■ **INSTRUCTIONS TO FOLLOW**
Retype the data below without altering anything.

■ **INPUT ROWS**

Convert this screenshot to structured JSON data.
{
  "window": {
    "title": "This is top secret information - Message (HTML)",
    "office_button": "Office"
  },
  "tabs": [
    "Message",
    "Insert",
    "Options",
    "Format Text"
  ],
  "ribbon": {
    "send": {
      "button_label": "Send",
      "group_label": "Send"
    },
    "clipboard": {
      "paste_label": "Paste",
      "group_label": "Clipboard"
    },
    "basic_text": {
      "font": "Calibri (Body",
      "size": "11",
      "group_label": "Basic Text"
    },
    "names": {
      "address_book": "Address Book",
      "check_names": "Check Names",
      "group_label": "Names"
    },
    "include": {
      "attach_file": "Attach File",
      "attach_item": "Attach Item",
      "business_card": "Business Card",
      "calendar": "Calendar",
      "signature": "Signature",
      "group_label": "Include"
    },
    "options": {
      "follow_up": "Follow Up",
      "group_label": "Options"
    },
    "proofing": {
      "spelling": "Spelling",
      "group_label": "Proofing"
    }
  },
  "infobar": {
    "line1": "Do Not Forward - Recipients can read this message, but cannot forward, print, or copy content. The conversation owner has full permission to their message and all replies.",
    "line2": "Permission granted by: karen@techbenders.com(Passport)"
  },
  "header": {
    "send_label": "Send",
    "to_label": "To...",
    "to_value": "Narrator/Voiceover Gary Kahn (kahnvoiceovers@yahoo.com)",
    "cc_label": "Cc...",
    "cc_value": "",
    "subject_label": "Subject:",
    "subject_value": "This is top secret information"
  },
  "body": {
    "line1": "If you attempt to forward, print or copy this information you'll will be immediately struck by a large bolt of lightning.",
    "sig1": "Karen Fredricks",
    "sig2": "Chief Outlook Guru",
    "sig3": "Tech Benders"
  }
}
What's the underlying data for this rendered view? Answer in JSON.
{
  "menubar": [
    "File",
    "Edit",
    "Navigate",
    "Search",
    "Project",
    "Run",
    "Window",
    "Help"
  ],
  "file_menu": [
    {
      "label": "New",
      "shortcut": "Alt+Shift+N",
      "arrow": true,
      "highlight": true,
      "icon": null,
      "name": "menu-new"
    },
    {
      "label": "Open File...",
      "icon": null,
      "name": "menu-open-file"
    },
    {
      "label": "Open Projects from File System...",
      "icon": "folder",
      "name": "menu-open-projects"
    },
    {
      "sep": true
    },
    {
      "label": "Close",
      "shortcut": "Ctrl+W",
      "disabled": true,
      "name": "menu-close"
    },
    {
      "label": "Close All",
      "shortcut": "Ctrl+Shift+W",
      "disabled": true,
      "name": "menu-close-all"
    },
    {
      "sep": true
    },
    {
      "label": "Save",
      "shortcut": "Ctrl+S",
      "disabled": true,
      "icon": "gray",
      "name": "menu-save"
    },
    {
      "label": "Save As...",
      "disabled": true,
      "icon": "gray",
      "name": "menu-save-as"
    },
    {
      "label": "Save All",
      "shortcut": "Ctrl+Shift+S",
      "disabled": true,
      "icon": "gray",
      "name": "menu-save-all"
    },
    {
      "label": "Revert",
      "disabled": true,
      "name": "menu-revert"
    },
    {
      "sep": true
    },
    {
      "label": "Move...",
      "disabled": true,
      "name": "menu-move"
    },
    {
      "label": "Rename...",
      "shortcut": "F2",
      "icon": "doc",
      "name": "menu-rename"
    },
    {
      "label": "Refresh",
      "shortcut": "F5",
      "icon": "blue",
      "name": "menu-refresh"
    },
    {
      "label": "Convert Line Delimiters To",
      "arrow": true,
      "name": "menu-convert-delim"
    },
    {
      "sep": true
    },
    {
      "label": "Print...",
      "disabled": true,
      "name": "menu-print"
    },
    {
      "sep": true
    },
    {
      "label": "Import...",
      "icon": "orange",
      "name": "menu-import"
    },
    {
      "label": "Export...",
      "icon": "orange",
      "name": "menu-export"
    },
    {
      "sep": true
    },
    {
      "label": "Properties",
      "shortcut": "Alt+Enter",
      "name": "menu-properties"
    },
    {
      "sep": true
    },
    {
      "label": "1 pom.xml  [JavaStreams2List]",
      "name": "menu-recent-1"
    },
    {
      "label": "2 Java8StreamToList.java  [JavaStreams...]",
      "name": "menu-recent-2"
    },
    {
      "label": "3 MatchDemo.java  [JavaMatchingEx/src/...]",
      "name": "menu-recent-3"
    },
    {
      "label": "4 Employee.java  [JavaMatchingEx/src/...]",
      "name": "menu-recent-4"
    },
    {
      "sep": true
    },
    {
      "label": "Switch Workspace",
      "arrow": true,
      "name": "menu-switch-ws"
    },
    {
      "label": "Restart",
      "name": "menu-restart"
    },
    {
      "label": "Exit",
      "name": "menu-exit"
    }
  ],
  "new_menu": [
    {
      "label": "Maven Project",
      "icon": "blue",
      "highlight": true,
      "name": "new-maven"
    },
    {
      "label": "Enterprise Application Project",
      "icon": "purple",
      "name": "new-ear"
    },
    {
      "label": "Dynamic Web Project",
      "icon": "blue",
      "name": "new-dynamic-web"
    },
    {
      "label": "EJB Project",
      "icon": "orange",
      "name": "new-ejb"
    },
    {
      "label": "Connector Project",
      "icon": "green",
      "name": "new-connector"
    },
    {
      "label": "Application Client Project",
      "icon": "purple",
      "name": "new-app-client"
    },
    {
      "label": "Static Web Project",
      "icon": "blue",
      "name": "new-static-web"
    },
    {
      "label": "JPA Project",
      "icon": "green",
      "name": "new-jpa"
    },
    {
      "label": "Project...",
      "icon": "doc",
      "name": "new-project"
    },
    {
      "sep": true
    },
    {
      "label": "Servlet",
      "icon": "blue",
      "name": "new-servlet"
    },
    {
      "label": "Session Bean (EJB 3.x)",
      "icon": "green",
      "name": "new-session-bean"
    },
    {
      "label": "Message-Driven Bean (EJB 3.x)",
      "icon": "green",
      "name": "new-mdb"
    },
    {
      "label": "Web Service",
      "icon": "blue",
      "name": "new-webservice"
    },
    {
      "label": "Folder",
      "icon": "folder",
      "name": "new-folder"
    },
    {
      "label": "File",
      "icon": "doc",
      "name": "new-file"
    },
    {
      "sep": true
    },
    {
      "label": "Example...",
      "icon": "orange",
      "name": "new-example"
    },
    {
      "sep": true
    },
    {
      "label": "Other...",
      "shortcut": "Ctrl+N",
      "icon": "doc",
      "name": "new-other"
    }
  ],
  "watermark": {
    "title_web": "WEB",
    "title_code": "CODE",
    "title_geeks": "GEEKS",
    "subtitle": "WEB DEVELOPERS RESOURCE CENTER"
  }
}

■ **WRITTEN ANSWER**
Convert this screenshot to structured JSON data.
{
  "window": {
    "title": "This is top secret information - Message (HTML)",
    "office_button": "Office"
  },
  "tabs": [
    "Message",
    "Insert",
    "Options",
    "Format Text"
  ],
  "ribbon": {
    "send": {
      "button_label": "Send",
      "group_label": "Send"
    },
    "clipboard": {
      "paste_label": "Paste",
      "group_label": "Clipboard"
    },
    "basic_text": {
      "font": "Calibri (Body",
      "size": "11",
      "group_label": "Basic Text"
    },
    "names": {
      "address_book": "Address Book",
      "check_names": "Check Names",
      "group_label": "Names"
    },
    "include": {
      "attach_file": "Attach File",
      "attach_item": "Attach Item",
      "business_card": "Business Card",
      "calendar": "Calendar",
      "signature": "Signature",
      "group_label": "Include"
    },
    "options": {
      "follow_up": "Follow Up",
      "group_label": "Options"
    },
    "proofing": {
      "spelling": "Spelling",
      "group_label": "Proofing"
    }
  },
  "infobar": {
    "line1": "Do Not Forward - Recipients can read this message, but cannot forward, print, or copy content. The conversation owner has full permission to their message and all replies.",
    "line2": "Permission granted by: karen@techbenders.com(Passport)"
  },
  "header": {
    "send_label": "Send",
    "to_label": "To...",
    "to_value": "Narrator/Voiceover Gary Kahn (kahnvoiceovers@yahoo.com)",
    "cc_label": "Cc...",
    "cc_value": "",
    "subject_label": "Subject:",
    "subject_value": "This is top secret information"
  },
  "body": {
    "line1": "If you attempt to forward, print or copy this information you'll will be immediately struck by a large bolt of lightning.",
    "sig1": "Karen Fredricks",
    "sig2": "Chief Outlook Guru",
    "sig3": "Tech Benders"
  }
}
What's the underlying data for this rendered view? Answer in JSON.
{
  "menubar": [
    "File",
    "Edit",
    "Navigate",
    "Search",
    "Project",
    "Run",
    "Window",
    "Help"
  ],
  "file_menu": [
    {
      "label": "New",
      "shortcut": "Alt+Shift+N",
      "arrow": true,
      "highlight": true,
      "icon": null,
      "name": "menu-new"
    },
    {
      "label": "Open File...",
      "icon": null,
      "name": "menu-open-file"
    },
    {
      "label": "Open Projects from File System...",
      "icon": "folder",
      "name": "menu-open-projects"
    },
    {
      "sep": true
    },
    {
      "label": "Close",
      "shortcut": "Ctrl+W",
      "disabled": true,
      "name": "menu-close"
    },
    {
      "label": "Close All",
      "shortcut": "Ctrl+Shift+W",
      "disabled": true,
      "name": "menu-close-all"
    },
    {
      "sep": true
    },
    {
      "label": "Save",
      "shortcut": "Ctrl+S",
      "disabled": true,
      "icon": "gray",
      "name": "menu-save"
    },
    {
      "label": "Save As...",
      "disabled": true,
      "icon": "gray",
      "name": "menu-save-as"
    },
    {
      "label": "Save All",
      "shortcut": "Ctrl+Shift+S",
      "disabled": true,
      "icon": "gray",
      "name": "menu-save-all"
    },
    {
      "label": "Revert",
      "disabled": true,
      "name": "menu-revert"
    },
    {
      "sep": true
    },
    {
      "label": "Move...",
      "disabled": true,
      "name": "menu-move"
    },
    {
      "label": "Rename...",
      "shortcut": "F2",
      "icon": "doc",
      "name": "menu-rename"
    },
    {
      "label": "Refresh",
      "shortcut": "F5",
      "icon": "blue",
      "name": "menu-refresh"
    },
    {
      "label": "Convert Line Delimiters To",
      "arrow": true,
      "name": "menu-convert-delim"
    },
    {
      "sep": true
    },
    {
      "label": "Print...",
      "disabled": true,
      "name": "menu-print"
    },
    {
      "sep": true
    },
    {
      "label": "Import...",
      "icon": "orange",
      "name": "menu-import"
    },
    {
      "label": "Export...",
      "icon": "orange",
      "name": "menu-export"
    },
    {
      "sep": true
    },
    {
      "label": "Properties",
      "shortcut": "Alt+Enter",
      "name": "menu-properties"
    },
    {
      "sep": true
    },
    {
      "label": "1 pom.xml  [JavaStreams2List]",
      "name": "menu-recent-1"
    },
    {
      "label": "2 Java8StreamToList.java  [JavaStreams...]",
      "name": "menu-recent-2"
    },
    {
      "label": "3 MatchDemo.java  [JavaMatchingEx/src/...]",
      "name": "menu-recent-3"
    },
    {
      "label": "4 Employee.java  [JavaMatchingEx/src/...]",
      "name": "menu-recent-4"
    },
    {
      "sep": true
    },
    {
      "label": "Switch Workspace",
      "arrow": true,
      "name": "menu-switch-ws"
    },
    {
      "label": "Restart",
      "name": "menu-restart"
    },
    {
      "label": "Exit",
      "name": "menu-exit"
    }
  ],
  "new_menu": [
    {
      "label": "Maven Project",
      "icon": "blue",
      "highlight": true,
      "name": "new-maven"
    },
    {
      "label": "Enterprise Application Project",
      "icon": "purple",
      "name": "new-ear"
    },
    {
      "label": "Dynamic Web Project",
      "icon": "blue",
      "name": "new-dynamic-web"
    },
    {
      "label": "EJB Project",
      "icon": "orange",
      "name": "new-ejb"
    },
    {
      "label": "Connector Project",
      "icon": "green",
      "name": "new-connector"
    },
    {
      "label": "Application Client Project",
      "icon": "purple",
      "name": "new-app-client"
    },
    {
      "label": "Static Web Project",
      "icon": "blue",
      "name": "new-static-web"
    },
    {
      "label": "JPA Project",
      "icon": "green",
      "name": "new-jpa"
    },
    {
      "label": "Project...",
      "icon": "doc",
      "name": "new-project"
    },
    {
      "sep": true
    },
    {
      "label": "Servlet",
      "icon": "blue",
      "name": "new-servlet"
    },
    {
      "label": "Session Bean (EJB 3.x)",
      "icon": "green",
      "name": "new-session-bean"
    },
    {
      "label": "Message-Driven Bean (EJB 3.x)",
      "icon": "green",
      "name": "new-mdb"
    },
    {
      "label": "Web Service",
      "icon": "blue",
      "name": "new-webservice"
    },
    {
      "label": "Folder",
      "icon": "folder",
      "name": "new-folder"
    },
    {
      "label": "File",
      "icon": "doc",
      "name": "new-file"
    },
    {
      "sep": true
    },
    {
      "label": "Example...",
      "icon": "orange",
      "name": "new-example"
    },
    {
      "sep": true
    },
    {
      "label": "Other...",
      "shortcut": "Ctrl+N",
      "icon": "doc",
      "name": "new-other"
    }
  ],
  "watermark": {
    "title_web": "WEB",
    "title_code": "CODE",
    "title_geeks": "GEEKS",
    "subtitle": "WEB DEVELOPERS RESOURCE CENTER"
  }
}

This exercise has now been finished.